From the listing below, extract each line containing the string "areas".

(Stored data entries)

-=-=-=-=-

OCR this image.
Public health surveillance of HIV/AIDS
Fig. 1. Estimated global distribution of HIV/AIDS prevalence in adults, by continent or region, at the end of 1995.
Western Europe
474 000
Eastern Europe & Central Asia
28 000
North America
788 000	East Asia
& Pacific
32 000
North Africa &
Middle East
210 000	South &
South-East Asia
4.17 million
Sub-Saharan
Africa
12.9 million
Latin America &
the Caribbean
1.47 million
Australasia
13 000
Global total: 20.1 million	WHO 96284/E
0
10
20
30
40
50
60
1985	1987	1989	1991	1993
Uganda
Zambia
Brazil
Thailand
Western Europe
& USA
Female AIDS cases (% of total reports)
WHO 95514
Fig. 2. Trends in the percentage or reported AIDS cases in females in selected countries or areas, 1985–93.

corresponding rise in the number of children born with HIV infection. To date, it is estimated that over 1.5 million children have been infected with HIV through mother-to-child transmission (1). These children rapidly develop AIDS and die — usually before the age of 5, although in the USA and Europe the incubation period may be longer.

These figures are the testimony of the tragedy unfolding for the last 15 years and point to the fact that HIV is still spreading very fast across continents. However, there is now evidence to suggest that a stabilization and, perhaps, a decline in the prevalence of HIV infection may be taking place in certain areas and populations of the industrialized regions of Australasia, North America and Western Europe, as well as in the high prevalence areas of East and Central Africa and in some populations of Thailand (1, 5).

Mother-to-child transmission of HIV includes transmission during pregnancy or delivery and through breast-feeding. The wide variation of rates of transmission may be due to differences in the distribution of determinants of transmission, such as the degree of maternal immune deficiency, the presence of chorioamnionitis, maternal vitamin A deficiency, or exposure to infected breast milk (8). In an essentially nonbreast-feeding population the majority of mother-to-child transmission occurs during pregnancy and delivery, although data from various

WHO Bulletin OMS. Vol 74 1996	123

-=-=-=-=-

> Correct response:
Fig. 2. Trends in the percentage or reported AIDS cases in females in selected countries or areas, 1985–93.
These figures are the testimony of the tragedy unfolding for the last 15 years and point to the fact that HIV is still spreading very fast across continents. However, there is now evidence to suggest that a stabilization and, perhaps, a decline in the prevalence of HIV infection may be taking place in certain areas and populations of the industrialized regions of Australasia, North America and Western Europe, as well as in the high prevalence areas of East and Central Africa and in some populations of Thailand (1, 5).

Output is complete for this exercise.